Figure content listings
╭──

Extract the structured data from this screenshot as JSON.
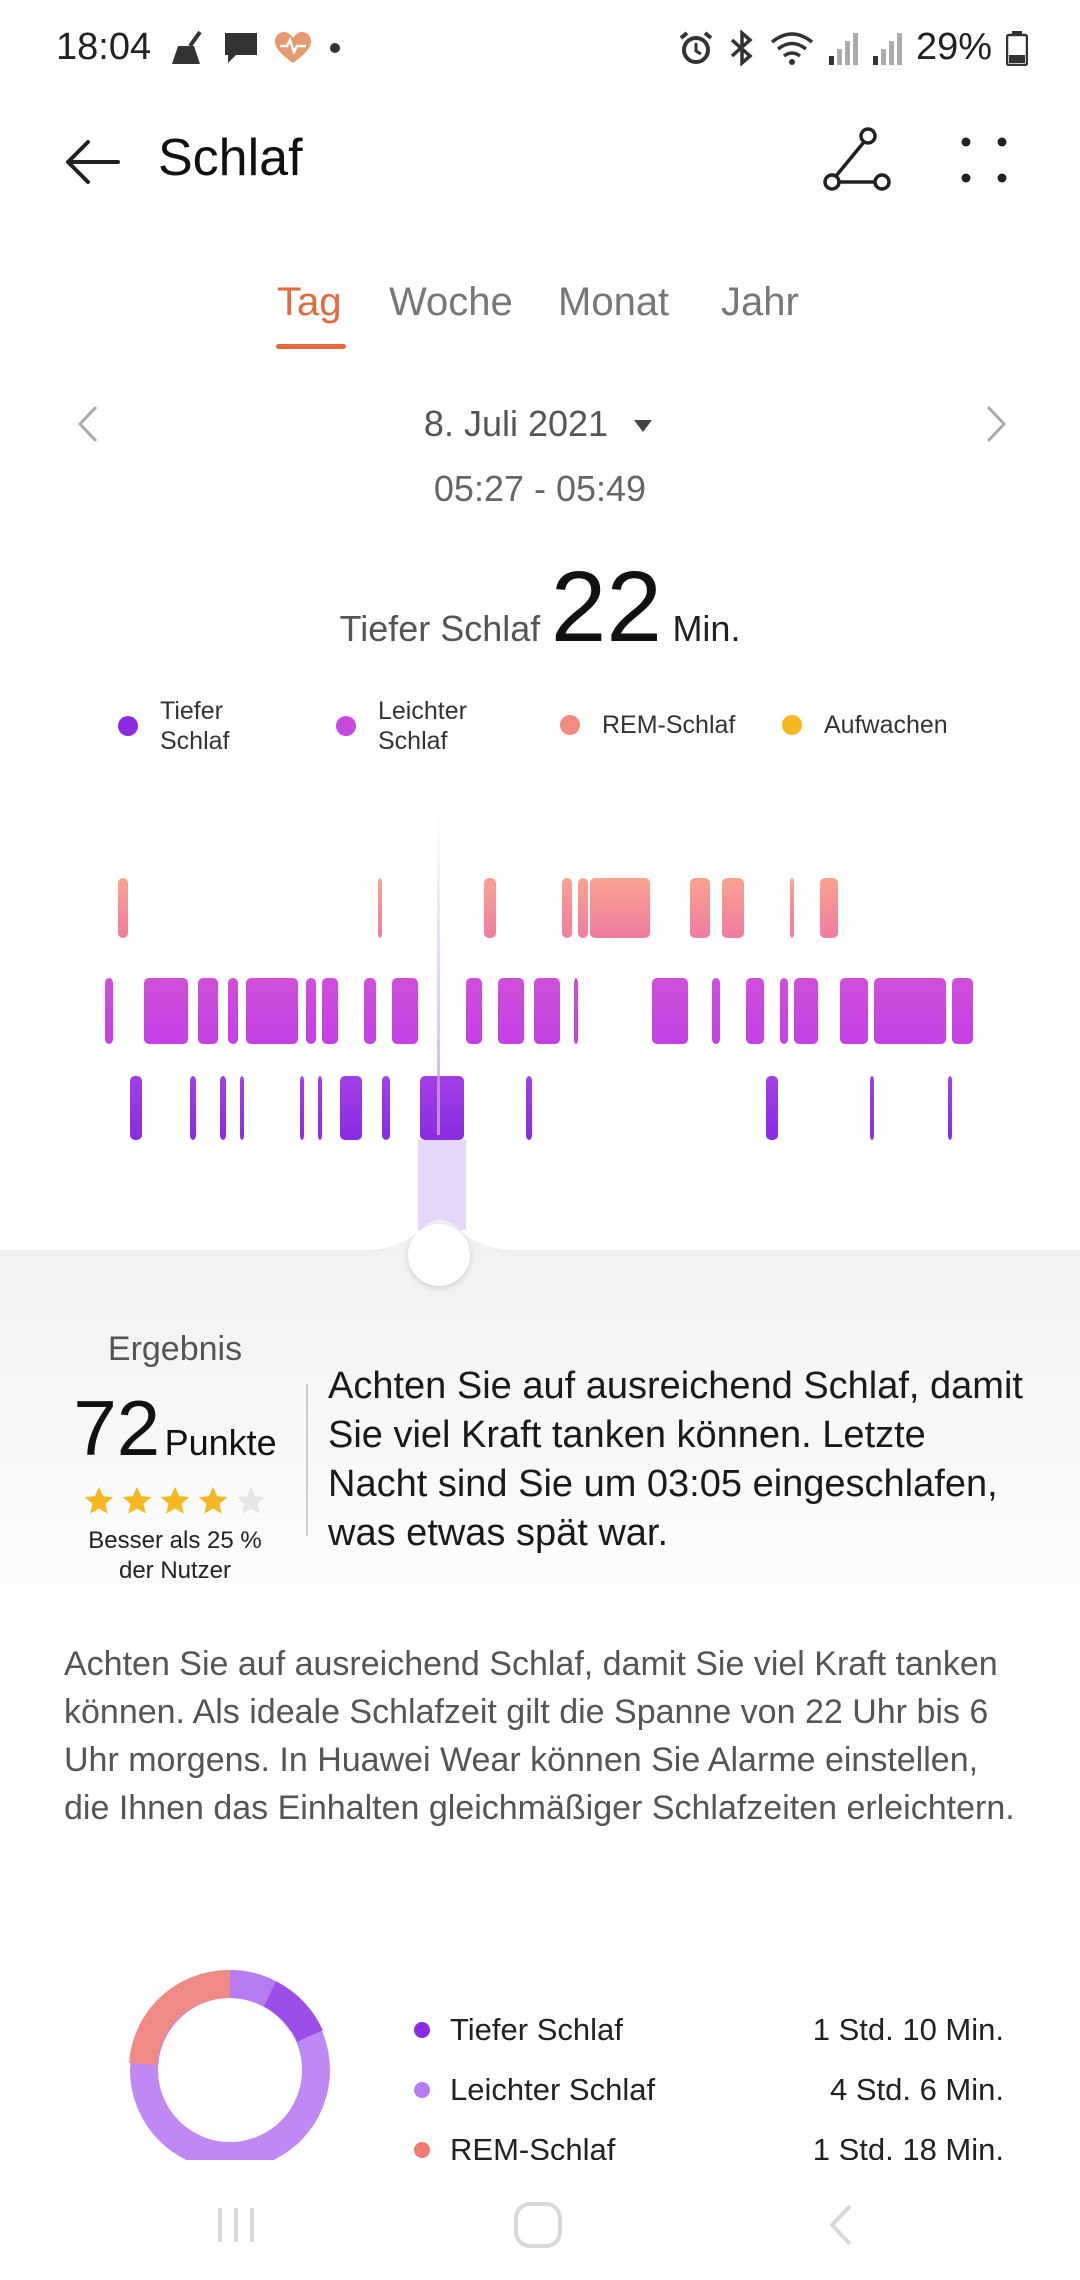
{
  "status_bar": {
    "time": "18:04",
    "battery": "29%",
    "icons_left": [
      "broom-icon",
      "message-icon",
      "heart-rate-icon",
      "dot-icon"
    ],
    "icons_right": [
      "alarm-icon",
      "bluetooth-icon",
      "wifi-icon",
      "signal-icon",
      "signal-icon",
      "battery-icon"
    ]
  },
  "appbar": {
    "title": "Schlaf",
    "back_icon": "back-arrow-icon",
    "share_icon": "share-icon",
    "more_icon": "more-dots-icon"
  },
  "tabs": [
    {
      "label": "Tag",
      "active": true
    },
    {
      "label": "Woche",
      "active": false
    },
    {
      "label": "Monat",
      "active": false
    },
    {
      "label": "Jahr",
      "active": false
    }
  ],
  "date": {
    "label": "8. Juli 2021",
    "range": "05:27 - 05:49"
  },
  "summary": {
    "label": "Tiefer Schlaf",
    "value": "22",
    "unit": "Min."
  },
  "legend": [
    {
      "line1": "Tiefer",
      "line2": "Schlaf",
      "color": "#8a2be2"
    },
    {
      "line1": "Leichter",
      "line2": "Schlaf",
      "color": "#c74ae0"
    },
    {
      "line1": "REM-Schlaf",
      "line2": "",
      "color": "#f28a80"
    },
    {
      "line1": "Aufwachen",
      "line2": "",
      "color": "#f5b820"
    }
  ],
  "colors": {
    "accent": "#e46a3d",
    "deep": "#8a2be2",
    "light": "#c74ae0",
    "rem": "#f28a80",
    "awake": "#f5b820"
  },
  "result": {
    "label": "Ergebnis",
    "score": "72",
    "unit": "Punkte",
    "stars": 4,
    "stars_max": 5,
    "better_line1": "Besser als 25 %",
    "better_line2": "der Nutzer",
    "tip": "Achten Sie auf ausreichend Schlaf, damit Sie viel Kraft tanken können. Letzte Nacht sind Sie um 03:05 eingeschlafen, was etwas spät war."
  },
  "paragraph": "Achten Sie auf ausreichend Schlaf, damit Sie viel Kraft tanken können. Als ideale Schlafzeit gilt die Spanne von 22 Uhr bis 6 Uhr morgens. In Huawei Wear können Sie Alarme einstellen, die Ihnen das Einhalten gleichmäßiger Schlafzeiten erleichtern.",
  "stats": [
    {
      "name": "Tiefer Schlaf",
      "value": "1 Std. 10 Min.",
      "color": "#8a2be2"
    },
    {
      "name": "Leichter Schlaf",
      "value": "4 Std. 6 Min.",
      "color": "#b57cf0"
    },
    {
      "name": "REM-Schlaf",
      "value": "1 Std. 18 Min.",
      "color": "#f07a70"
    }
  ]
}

╰──

> _Task to complete_:
Would you mind returning each entry above word for word, skipping the images?

> _Response to the task_:
Extract the structured data from this screenshot as JSON.
{
  "status_bar": {
    "time": "18:04",
    "battery": "29%",
    "icons_left": [
      "broom-icon",
      "message-icon",
      "heart-rate-icon",
      "dot-icon"
    ],
    "icons_right": [
      "alarm-icon",
      "bluetooth-icon",
      "wifi-icon",
      "signal-icon",
      "signal-icon",
      "battery-icon"
    ]
  },
  "appbar": {
    "title": "Schlaf",
    "back_icon": "back-arrow-icon",
    "share_icon": "share-icon",
    "more_icon": "more-dots-icon"
  },
  "tabs": [
    {
      "label": "Tag",
      "active": true
    },
    {
      "label": "Woche",
      "active": false
    },
    {
      "label": "Monat",
      "active": false
    },
    {
      "label": "Jahr",
      "active": false
    }
  ],
  "date": {
    "label": "8. Juli 2021",
    "range": "05:27 - 05:49"
  },
  "summary": {
    "label": "Tiefer Schlaf",
    "value": "22",
    "unit": "Min."
  },
  "legend": [
    {
      "line1": "Tiefer",
      "line2": "Schlaf",
      "color": "#8a2be2"
    },
    {
      "line1": "Leichter",
      "line2": "Schlaf",
      "color": "#c74ae0"
    },
    {
      "line1": "REM-Schlaf",
      "line2": "",
      "color": "#f28a80"
    },
    {
      "line1": "Aufwachen",
      "line2": "",
      "color": "#f5b820"
    }
  ],
  "colors": {
    "accent": "#e46a3d",
    "deep": "#8a2be2",
    "light": "#c74ae0",
    "rem": "#f28a80",
    "awake": "#f5b820"
  },
  "result": {
    "label": "Ergebnis",
    "score": "72",
    "unit": "Punkte",
    "stars": 4,
    "stars_max": 5,
    "better_line1": "Besser als 25 %",
    "better_line2": "der Nutzer",
    "tip": "Achten Sie auf ausreichend Schlaf, damit Sie viel Kraft tanken können. Letzte Nacht sind Sie um 03:05 eingeschlafen, was etwas spät war."
  },
  "paragraph": "Achten Sie auf ausreichend Schlaf, damit Sie viel Kraft tanken können. Als ideale Schlafzeit gilt die Spanne von 22 Uhr bis 6 Uhr morgens. In Huawei Wear können Sie Alarme einstellen, die Ihnen das Einhalten gleichmäßiger Schlafzeiten erleichtern.",
  "stats": [
    {
      "name": "Tiefer Schlaf",
      "value": "1 Std. 10 Min.",
      "color": "#8a2be2"
    },
    {
      "name": "Leichter Schlaf",
      "value": "4 Std. 6 Min.",
      "color": "#b57cf0"
    },
    {
      "name": "REM-Schlaf",
      "value": "1 Std. 18 Min.",
      "color": "#f07a70"
    }
  ]
}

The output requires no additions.